## start The records
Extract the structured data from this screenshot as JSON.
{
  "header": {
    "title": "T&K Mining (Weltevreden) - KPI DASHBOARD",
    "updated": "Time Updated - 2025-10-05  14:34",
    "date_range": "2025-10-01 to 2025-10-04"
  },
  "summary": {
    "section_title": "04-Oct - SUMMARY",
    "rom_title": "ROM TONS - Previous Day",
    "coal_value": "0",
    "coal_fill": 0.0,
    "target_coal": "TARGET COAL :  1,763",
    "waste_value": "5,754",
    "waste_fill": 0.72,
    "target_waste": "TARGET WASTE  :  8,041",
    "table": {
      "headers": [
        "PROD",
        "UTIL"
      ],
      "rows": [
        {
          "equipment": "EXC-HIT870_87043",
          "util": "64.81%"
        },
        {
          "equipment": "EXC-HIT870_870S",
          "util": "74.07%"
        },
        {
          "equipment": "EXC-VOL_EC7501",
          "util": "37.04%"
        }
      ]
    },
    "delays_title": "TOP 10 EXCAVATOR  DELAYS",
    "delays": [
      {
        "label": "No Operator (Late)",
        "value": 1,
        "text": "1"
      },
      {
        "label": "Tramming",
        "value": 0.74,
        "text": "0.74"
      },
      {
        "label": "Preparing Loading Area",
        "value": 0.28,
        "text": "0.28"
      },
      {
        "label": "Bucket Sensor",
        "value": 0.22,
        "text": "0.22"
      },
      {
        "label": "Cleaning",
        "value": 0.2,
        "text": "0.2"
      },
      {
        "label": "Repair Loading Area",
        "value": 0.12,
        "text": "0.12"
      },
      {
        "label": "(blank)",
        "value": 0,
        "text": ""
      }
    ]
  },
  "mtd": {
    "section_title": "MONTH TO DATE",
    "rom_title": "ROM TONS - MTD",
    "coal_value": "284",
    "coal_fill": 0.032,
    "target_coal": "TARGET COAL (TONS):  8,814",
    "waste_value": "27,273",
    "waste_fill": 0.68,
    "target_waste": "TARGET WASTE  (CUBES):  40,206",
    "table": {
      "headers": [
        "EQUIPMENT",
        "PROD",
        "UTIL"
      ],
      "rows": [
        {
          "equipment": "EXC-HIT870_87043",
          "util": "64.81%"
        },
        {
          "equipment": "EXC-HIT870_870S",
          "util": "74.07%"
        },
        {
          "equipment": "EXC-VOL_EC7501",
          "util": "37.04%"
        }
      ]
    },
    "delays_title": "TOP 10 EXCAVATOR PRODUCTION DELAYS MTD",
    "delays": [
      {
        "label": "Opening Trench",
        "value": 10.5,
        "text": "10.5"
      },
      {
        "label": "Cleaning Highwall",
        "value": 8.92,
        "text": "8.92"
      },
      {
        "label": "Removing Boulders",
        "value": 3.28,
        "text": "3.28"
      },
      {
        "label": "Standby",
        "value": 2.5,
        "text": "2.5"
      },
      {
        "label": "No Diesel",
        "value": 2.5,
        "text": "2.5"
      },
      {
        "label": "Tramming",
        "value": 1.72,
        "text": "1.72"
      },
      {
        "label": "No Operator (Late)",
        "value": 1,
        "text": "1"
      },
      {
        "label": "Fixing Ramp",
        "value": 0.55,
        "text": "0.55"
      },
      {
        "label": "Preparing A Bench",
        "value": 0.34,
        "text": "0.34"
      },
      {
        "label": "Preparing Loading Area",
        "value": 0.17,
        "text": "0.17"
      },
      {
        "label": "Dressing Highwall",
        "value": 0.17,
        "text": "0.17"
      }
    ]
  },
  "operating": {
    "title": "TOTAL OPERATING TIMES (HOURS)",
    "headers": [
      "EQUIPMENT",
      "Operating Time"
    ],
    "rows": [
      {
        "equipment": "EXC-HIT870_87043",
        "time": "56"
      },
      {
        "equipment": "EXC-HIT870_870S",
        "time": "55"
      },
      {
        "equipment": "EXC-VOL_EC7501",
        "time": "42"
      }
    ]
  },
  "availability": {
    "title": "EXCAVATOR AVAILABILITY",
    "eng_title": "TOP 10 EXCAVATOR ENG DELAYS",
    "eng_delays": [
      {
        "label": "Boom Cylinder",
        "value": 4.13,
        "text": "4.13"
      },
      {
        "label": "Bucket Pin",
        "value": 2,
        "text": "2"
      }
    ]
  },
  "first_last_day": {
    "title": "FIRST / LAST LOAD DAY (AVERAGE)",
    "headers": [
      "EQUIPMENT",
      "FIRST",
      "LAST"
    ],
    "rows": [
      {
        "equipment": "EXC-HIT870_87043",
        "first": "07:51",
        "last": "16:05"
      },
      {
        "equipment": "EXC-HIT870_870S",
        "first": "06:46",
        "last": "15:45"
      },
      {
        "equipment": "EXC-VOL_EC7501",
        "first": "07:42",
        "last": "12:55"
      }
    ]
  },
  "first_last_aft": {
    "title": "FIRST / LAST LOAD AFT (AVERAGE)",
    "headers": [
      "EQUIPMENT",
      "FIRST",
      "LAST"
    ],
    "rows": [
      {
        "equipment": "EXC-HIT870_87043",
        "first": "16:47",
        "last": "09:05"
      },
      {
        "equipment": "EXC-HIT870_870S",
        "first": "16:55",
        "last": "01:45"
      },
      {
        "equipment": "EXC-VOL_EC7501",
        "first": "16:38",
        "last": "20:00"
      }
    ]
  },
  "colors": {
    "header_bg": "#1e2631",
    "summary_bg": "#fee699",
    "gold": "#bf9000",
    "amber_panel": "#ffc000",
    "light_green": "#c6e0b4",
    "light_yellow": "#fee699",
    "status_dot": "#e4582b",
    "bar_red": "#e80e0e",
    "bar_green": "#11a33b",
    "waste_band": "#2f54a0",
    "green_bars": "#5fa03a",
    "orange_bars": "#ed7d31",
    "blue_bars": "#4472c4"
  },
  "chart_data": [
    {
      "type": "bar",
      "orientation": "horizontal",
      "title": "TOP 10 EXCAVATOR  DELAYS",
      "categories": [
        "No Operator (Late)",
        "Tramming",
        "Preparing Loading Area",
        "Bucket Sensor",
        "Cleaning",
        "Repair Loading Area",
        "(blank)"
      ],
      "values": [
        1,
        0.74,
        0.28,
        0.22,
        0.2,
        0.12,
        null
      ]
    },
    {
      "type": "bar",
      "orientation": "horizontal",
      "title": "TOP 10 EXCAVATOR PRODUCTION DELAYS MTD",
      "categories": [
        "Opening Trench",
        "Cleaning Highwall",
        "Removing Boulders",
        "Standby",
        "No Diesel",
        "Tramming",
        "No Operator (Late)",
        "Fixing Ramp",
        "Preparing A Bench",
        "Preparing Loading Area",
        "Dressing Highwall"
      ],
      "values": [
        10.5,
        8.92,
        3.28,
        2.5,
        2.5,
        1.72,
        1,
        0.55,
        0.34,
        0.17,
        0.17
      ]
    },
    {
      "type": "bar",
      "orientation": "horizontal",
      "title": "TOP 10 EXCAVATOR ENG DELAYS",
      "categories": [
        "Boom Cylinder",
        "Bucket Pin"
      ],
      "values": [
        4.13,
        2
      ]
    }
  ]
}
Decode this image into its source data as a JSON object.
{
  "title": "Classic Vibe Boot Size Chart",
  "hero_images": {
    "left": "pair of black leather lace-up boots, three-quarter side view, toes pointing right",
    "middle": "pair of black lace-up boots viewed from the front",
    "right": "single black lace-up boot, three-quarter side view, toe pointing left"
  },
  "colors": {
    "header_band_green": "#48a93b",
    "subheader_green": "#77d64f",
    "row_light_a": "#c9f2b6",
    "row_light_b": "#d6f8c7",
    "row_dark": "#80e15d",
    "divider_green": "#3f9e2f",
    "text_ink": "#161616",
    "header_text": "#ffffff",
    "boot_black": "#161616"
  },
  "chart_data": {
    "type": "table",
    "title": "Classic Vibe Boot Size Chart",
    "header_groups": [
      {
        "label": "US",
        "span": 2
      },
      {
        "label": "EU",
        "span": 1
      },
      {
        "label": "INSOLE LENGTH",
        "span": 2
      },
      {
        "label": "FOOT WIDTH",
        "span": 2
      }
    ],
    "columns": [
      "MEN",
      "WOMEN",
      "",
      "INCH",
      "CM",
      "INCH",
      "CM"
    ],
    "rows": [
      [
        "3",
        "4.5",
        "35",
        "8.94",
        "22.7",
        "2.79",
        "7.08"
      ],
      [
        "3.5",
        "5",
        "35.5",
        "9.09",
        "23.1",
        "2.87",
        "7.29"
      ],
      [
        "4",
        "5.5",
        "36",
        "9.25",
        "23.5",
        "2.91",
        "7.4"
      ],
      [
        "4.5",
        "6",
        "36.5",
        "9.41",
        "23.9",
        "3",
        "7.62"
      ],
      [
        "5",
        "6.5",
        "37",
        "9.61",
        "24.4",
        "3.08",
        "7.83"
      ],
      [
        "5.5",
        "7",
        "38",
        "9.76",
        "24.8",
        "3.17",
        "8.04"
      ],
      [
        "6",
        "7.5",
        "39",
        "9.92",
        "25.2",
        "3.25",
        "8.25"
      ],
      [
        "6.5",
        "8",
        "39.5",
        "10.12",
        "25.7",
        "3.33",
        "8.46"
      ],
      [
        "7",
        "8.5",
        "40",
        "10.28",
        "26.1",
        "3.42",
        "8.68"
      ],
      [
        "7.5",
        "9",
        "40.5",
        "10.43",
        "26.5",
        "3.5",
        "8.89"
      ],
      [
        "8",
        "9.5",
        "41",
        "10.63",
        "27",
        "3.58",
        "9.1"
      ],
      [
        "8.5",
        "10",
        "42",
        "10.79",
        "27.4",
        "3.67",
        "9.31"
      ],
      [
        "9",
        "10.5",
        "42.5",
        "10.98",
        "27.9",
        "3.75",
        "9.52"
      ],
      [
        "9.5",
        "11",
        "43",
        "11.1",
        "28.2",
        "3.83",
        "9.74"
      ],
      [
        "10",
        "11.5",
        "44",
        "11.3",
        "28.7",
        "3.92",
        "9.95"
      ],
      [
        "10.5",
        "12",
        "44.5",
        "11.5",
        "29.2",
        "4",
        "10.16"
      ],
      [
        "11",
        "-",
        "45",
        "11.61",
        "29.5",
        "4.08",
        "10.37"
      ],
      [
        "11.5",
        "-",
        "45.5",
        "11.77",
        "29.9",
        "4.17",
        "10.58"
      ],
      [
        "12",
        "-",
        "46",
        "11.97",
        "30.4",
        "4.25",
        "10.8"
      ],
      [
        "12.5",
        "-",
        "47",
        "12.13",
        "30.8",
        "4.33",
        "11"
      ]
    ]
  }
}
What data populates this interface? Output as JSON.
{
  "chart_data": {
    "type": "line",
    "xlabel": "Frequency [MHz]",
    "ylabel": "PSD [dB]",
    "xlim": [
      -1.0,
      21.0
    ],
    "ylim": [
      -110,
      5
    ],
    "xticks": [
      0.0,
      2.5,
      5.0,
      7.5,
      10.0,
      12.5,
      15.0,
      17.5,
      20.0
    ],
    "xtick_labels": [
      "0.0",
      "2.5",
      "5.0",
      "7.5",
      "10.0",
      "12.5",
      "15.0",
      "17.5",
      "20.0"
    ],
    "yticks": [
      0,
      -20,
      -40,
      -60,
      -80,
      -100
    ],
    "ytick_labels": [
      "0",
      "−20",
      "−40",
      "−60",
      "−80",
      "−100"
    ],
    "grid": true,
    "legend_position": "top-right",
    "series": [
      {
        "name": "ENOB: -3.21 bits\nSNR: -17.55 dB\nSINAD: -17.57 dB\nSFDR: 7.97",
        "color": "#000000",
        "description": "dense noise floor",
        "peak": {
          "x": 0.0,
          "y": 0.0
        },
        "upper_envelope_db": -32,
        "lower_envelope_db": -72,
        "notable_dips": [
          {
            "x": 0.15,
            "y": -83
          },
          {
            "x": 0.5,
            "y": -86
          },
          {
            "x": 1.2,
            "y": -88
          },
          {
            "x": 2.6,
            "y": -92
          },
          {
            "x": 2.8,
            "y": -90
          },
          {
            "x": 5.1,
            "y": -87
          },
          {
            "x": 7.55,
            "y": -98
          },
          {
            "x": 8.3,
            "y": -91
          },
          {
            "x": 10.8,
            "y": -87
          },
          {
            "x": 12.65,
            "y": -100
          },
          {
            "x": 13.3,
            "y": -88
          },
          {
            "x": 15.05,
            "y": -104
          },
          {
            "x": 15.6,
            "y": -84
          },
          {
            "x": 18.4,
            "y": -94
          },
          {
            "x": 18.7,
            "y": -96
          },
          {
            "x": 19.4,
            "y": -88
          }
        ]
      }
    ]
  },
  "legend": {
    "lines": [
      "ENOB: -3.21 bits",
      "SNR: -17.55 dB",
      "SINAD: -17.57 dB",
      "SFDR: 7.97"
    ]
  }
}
## end The records
* Directions for this task *
Only the number is wanted: how many lines in the entries above contain the string "from"?

* Answer to this task *
2